▸ Exercise directions:
State how many lines in these records contain the word "achievement", and nothing else.

▸ Supplied records:
..........
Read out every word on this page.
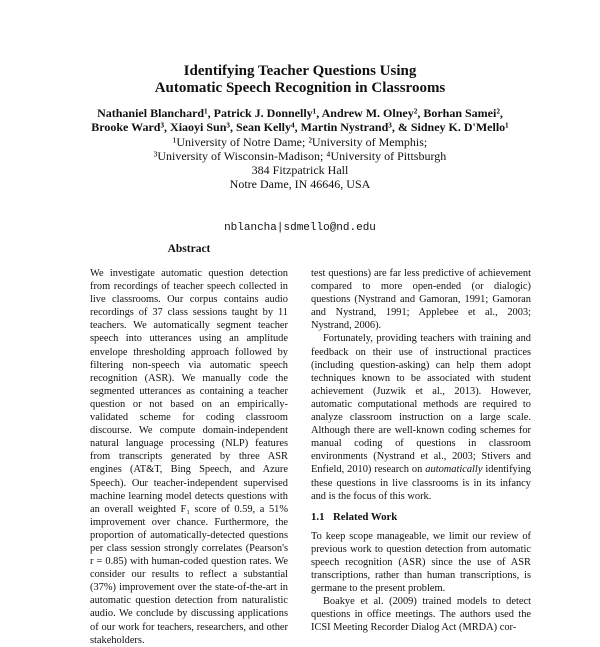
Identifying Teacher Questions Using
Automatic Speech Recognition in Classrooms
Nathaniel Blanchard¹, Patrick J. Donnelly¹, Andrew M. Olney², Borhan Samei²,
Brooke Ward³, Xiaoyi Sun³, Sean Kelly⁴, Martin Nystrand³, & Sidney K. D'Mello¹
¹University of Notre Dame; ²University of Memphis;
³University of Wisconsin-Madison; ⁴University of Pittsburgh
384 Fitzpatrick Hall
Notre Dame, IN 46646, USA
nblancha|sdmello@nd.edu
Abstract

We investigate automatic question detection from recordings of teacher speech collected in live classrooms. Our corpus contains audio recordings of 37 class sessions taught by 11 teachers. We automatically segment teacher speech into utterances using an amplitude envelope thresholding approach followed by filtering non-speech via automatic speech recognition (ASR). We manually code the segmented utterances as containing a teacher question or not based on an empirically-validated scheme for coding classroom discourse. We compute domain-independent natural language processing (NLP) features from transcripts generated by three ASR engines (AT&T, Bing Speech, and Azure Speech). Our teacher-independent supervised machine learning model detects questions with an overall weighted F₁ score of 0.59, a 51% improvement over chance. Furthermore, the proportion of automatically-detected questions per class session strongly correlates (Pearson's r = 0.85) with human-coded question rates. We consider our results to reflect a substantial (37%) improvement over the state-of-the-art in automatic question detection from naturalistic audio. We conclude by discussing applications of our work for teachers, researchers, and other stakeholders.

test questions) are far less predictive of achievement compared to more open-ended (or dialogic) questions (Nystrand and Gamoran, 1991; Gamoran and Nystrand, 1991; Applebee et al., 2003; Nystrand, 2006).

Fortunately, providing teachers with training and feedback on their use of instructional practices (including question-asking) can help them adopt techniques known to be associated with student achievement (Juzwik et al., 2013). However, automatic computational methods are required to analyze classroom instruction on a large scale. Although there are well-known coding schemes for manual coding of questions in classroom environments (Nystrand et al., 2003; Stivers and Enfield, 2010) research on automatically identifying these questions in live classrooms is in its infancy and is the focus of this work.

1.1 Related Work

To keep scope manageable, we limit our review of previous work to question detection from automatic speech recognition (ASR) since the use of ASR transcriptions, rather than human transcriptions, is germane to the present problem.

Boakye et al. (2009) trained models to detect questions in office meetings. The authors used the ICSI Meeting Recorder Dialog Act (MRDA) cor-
..........
▸ Solution for this exercise:
2